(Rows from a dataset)

BEGIN

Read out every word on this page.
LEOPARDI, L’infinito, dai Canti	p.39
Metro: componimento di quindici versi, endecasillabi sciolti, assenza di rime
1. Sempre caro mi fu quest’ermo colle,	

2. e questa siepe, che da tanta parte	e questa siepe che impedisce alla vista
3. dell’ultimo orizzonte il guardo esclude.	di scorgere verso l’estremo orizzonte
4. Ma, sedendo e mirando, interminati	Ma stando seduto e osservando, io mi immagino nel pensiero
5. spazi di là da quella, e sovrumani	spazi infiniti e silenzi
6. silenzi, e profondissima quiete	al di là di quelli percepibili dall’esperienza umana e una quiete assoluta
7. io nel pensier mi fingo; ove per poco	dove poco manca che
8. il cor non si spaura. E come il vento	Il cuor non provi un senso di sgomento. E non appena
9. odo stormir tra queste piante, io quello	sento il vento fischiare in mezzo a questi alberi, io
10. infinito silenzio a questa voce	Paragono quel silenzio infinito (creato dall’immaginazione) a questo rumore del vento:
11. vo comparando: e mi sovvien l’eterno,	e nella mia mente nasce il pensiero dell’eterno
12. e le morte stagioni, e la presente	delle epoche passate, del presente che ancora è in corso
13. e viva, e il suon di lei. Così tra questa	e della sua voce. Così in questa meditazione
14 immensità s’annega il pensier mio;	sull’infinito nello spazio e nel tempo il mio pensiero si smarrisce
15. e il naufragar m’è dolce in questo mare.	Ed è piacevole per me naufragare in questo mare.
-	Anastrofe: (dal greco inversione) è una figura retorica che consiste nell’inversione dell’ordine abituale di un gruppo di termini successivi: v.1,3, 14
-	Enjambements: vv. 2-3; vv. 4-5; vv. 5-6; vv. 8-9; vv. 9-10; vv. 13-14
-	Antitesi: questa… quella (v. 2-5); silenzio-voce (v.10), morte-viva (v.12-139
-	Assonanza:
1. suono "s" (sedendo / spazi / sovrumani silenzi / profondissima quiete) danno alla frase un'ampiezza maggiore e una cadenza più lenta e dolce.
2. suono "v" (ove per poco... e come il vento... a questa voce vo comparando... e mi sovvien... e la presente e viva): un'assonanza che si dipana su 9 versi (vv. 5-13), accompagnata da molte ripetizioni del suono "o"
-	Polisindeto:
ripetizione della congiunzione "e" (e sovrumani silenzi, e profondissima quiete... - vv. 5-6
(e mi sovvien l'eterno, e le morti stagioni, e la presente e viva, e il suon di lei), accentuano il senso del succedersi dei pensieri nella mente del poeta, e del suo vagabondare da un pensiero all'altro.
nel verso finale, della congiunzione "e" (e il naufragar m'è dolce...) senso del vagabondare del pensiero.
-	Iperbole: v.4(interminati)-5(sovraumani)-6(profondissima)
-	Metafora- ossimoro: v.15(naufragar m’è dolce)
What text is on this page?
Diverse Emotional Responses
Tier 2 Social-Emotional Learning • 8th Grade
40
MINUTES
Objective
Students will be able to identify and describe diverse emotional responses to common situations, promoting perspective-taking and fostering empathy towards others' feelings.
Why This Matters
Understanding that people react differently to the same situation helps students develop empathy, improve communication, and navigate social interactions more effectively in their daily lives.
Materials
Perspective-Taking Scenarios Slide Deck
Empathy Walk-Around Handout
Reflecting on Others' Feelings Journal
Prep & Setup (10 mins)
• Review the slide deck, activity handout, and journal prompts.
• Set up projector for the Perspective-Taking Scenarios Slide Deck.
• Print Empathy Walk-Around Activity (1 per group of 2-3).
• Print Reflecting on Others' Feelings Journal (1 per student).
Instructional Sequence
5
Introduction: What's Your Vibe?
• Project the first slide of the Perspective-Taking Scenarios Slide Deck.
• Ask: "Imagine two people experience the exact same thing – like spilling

END

Repeat the material above in full, exactly as it stands.

§ **The completed task**:
Read out every word on this page.
LEOPARDI, L’infinito, dai Canti	p.39
Metro: componimento di quindici versi, endecasillabi sciolti, assenza di rime
1. Sempre caro mi fu quest’ermo colle,	

2. e questa siepe, che da tanta parte	e questa siepe che impedisce alla vista
3. dell’ultimo orizzonte il guardo esclude.	di scorgere verso l’estremo orizzonte
4. Ma, sedendo e mirando, interminati	Ma stando seduto e osservando, io mi immagino nel pensiero
5. spazi di là da quella, e sovrumani	spazi infiniti e silenzi
6. silenzi, e profondissima quiete	al di là di quelli percepibili dall’esperienza umana e una quiete assoluta
7. io nel pensier mi fingo; ove per poco	dove poco manca che
8. il cor non si spaura. E come il vento	Il cuor non provi un senso di sgomento. E non appena
9. odo stormir tra queste piante, io quello	sento il vento fischiare in mezzo a questi alberi, io
10. infinito silenzio a questa voce	Paragono quel silenzio infinito (creato dall’immaginazione) a questo rumore del vento:
11. vo comparando: e mi sovvien l’eterno,	e nella mia mente nasce il pensiero dell’eterno
12. e le morte stagioni, e la presente	delle epoche passate, del presente che ancora è in corso
13. e viva, e il suon di lei. Così tra questa	e della sua voce. Così in questa meditazione
14 immensità s’annega il pensier mio;	sull’infinito nello spazio e nel tempo il mio pensiero si smarrisce
15. e il naufragar m’è dolce in questo mare.	Ed è piacevole per me naufragare in questo mare.
-	Anastrofe: (dal greco inversione) è una figura retorica che consiste nell’inversione dell’ordine abituale di un gruppo di termini successivi: v.1,3, 14
-	Enjambements: vv. 2-3; vv. 4-5; vv. 5-6; vv. 8-9; vv. 9-10; vv. 13-14
-	Antitesi: questa… quella (v. 2-5); silenzio-voce (v.10), morte-viva (v.12-139
-	Assonanza:
1. suono "s" (sedendo / spazi / sovrumani silenzi / profondissima quiete) danno alla frase un'ampiezza maggiore e una cadenza più lenta e dolce.
2. suono "v" (ove per poco... e come il vento... a questa voce vo comparando... e mi sovvien... e la presente e viva): un'assonanza che si dipana su 9 versi (vv. 5-13), accompagnata da molte ripetizioni del suono "o"
-	Polisindeto:
ripetizione della congiunzione "e" (e sovrumani silenzi, e profondissima quiete... - vv. 5-6
(e mi sovvien l'eterno, e le morti stagioni, e la presente e viva, e il suon di lei), accentuano il senso del succedersi dei pensieri nella mente del poeta, e del suo vagabondare da un pensiero all'altro.
nel verso finale, della congiunzione "e" (e il naufragar m'è dolce...) senso del vagabondare del pensiero.
-	Iperbole: v.4(interminati)-5(sovraumani)-6(profondissima)
-	Metafora- ossimoro: v.15(naufragar m’è dolce)
What text is on this page?
Diverse Emotional Responses
Tier 2 Social-Emotional Learning • 8th Grade
40
MINUTES
Objective
Students will be able to identify and describe diverse emotional responses to common situations, promoting perspective-taking and fostering empathy towards others' feelings.
Why This Matters
Understanding that people react differently to the same situation helps students develop empathy, improve communication, and navigate social interactions more effectively in their daily lives.
Materials
Perspective-Taking Scenarios Slide Deck
Empathy Walk-Around Handout
Reflecting on Others' Feelings Journal
Prep & Setup (10 mins)
• Review the slide deck, activity handout, and journal prompts.
• Set up projector for the Perspective-Taking Scenarios Slide Deck.
• Print Empathy Walk-Around Activity (1 per group of 2-3).
• Print Reflecting on Others' Feelings Journal (1 per student).
Instructional Sequence
5
Introduction: What's Your Vibe?
• Project the first slide of the Perspective-Taking Scenarios Slide Deck.
• Ask: "Imagine two people experience the exact same thing – like spilling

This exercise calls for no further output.